### Directive
Give only a count of the lines that include the string "Performance".

Entries with figure data
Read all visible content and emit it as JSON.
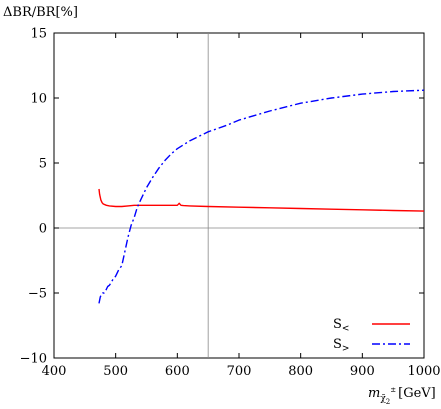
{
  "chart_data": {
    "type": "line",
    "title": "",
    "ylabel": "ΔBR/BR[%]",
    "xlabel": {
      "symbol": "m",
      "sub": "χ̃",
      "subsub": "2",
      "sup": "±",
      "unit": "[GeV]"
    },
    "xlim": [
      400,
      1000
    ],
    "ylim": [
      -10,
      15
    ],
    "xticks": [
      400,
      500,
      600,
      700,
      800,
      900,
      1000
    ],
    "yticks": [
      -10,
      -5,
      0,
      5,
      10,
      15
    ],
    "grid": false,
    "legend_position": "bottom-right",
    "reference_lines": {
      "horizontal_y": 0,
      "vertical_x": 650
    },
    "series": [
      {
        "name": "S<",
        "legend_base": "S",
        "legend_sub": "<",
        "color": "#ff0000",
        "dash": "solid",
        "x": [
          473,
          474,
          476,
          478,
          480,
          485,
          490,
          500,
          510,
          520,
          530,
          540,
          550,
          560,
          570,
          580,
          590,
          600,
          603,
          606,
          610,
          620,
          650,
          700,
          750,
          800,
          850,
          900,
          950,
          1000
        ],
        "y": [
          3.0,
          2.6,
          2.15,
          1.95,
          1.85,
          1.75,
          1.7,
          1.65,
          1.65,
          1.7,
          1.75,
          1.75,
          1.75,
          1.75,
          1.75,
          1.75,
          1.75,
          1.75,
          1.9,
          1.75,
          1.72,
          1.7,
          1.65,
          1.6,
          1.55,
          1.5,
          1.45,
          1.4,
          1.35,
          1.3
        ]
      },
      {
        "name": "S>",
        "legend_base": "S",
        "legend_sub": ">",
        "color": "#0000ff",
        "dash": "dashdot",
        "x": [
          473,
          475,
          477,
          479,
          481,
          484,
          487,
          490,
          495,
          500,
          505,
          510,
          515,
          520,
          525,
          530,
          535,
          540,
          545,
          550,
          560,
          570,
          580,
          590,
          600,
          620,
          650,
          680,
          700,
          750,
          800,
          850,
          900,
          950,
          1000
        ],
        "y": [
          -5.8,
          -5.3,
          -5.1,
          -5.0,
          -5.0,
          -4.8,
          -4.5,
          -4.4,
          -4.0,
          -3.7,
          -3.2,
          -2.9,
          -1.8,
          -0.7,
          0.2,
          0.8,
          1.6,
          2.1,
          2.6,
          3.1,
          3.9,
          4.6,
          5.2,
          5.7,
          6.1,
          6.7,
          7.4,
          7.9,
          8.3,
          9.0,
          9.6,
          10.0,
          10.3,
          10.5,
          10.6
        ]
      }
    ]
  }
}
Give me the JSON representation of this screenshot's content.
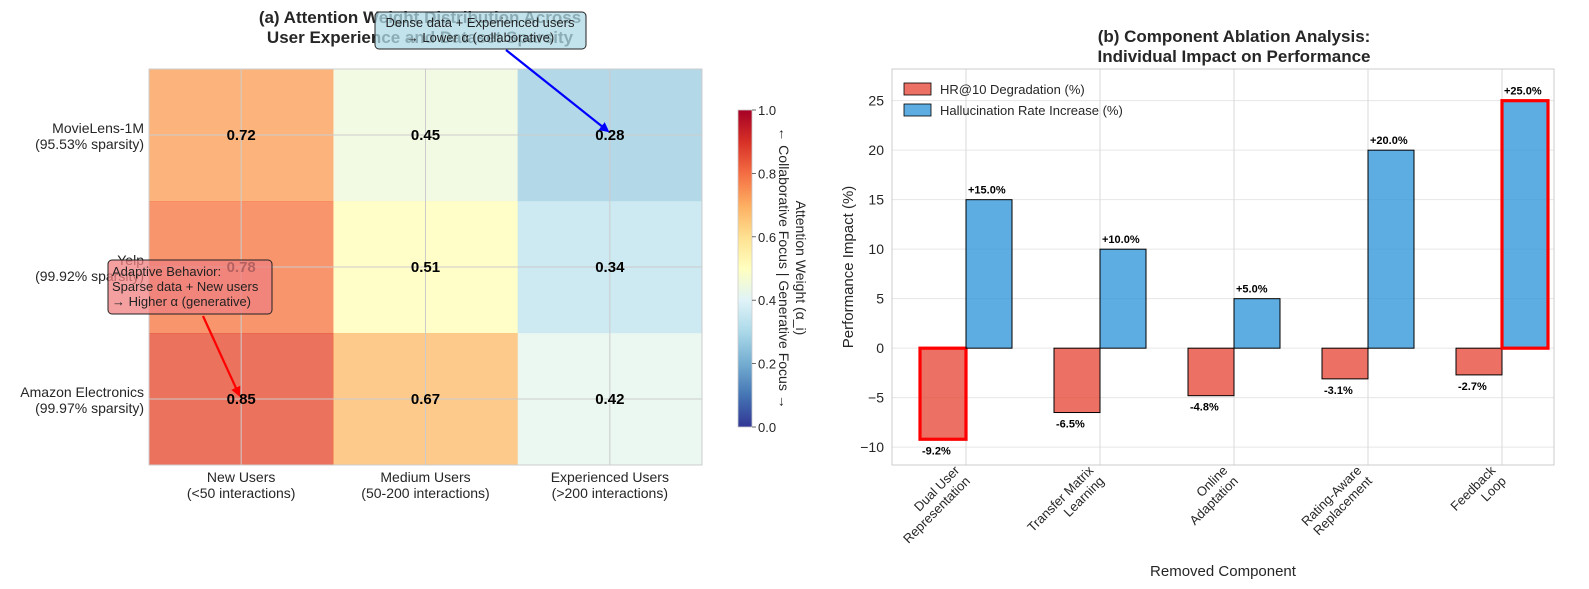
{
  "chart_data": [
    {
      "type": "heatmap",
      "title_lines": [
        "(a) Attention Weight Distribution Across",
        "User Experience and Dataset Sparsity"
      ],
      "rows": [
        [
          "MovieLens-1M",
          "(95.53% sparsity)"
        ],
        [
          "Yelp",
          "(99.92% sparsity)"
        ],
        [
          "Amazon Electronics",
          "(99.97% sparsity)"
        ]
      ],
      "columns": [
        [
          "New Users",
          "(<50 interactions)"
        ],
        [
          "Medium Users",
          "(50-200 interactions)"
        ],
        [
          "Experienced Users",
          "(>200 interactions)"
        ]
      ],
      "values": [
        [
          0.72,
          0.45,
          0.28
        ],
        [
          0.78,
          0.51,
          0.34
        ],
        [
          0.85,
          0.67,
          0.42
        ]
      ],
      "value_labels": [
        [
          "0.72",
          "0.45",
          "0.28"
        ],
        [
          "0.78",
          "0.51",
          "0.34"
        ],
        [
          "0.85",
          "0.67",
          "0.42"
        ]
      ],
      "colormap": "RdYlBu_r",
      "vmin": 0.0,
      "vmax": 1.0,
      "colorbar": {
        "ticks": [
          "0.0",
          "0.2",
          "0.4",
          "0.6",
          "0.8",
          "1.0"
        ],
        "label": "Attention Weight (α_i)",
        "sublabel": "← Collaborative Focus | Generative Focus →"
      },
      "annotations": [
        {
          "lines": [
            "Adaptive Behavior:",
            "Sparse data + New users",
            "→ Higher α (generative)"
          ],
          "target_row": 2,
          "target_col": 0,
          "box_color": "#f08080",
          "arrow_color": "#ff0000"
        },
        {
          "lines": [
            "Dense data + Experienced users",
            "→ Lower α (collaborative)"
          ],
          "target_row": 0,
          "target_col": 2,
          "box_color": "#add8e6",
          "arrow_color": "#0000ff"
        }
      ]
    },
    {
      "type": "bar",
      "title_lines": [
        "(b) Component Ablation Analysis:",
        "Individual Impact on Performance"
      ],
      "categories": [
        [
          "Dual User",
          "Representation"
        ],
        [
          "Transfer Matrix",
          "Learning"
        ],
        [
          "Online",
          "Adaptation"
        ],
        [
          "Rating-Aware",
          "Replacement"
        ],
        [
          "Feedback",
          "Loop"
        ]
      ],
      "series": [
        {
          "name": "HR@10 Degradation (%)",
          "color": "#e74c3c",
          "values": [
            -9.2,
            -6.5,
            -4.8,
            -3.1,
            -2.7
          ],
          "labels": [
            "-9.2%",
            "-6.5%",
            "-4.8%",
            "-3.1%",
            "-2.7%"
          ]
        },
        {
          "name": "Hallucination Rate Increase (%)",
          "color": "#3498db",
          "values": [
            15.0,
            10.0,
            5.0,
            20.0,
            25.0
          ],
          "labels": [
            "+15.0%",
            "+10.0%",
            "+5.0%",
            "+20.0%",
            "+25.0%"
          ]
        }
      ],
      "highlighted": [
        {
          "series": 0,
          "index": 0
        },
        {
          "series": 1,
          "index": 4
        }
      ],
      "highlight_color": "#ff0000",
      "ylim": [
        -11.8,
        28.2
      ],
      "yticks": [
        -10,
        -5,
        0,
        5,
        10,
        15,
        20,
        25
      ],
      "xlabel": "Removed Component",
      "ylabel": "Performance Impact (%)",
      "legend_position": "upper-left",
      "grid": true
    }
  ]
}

### Exercise result
2